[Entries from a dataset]
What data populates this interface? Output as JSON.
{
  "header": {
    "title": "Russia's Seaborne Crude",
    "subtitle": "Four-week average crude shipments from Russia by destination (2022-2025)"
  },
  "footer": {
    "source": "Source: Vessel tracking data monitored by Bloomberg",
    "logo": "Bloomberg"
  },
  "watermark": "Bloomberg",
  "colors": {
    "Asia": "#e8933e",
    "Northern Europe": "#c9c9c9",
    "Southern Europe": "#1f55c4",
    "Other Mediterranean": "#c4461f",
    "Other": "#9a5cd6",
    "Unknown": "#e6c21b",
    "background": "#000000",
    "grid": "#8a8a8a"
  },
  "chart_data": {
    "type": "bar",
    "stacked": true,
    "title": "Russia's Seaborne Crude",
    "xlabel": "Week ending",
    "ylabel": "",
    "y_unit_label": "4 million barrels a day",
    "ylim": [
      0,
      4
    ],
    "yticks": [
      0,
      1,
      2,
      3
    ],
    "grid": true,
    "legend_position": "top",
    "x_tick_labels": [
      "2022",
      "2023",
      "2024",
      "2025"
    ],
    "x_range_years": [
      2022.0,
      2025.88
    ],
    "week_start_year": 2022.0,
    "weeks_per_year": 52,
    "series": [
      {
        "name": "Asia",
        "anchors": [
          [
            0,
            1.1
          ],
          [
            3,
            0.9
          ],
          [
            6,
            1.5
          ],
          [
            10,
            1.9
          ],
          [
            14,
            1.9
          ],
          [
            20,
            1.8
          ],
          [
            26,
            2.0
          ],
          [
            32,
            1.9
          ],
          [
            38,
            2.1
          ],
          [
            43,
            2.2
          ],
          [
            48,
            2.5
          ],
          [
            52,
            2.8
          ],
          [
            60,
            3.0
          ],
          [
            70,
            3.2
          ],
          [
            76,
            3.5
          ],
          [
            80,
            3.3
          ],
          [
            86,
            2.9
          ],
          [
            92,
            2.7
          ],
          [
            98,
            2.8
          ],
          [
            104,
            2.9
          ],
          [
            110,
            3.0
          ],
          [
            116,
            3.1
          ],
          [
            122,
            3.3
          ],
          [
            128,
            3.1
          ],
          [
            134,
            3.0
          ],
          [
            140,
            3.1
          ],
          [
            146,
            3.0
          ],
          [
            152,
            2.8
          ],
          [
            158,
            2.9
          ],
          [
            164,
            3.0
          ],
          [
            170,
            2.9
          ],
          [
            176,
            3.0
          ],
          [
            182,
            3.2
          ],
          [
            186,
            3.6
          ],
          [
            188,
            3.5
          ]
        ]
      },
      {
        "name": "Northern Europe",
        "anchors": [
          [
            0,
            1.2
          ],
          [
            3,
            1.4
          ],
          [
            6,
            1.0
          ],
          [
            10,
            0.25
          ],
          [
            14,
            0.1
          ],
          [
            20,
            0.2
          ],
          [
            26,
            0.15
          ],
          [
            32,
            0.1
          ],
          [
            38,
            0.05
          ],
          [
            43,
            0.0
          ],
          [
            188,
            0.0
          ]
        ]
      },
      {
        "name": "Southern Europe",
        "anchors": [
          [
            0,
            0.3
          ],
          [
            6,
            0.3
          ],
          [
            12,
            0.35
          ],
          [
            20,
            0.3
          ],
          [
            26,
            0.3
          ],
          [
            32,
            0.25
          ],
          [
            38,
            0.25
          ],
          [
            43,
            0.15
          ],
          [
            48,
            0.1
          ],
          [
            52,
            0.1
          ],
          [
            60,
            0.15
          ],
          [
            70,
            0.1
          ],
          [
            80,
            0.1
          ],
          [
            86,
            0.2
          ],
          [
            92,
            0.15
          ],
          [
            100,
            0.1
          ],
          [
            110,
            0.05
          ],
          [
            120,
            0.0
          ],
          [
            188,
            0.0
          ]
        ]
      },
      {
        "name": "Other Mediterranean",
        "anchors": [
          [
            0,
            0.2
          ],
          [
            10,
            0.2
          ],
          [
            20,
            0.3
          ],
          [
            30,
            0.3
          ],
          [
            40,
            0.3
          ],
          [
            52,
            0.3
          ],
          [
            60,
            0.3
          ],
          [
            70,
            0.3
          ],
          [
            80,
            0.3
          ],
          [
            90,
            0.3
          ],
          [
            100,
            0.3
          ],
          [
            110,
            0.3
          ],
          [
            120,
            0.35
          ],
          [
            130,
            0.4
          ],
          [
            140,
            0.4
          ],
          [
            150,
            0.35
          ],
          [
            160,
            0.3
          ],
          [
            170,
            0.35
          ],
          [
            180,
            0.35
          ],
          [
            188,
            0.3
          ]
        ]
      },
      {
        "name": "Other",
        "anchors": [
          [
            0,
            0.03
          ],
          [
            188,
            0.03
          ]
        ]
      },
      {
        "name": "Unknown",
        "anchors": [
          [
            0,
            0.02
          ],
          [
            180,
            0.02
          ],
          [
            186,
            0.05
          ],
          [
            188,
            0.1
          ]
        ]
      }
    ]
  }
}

## AIM
Pick out the lines containing the string "Europe" and show them.

## COMPLETE RESPONSE
    "Northern Europe": "#c9c9c9",
    "Southern Europe": "#1f55c4",
        "name": "Northern Europe",
        "name": "Southern Europe",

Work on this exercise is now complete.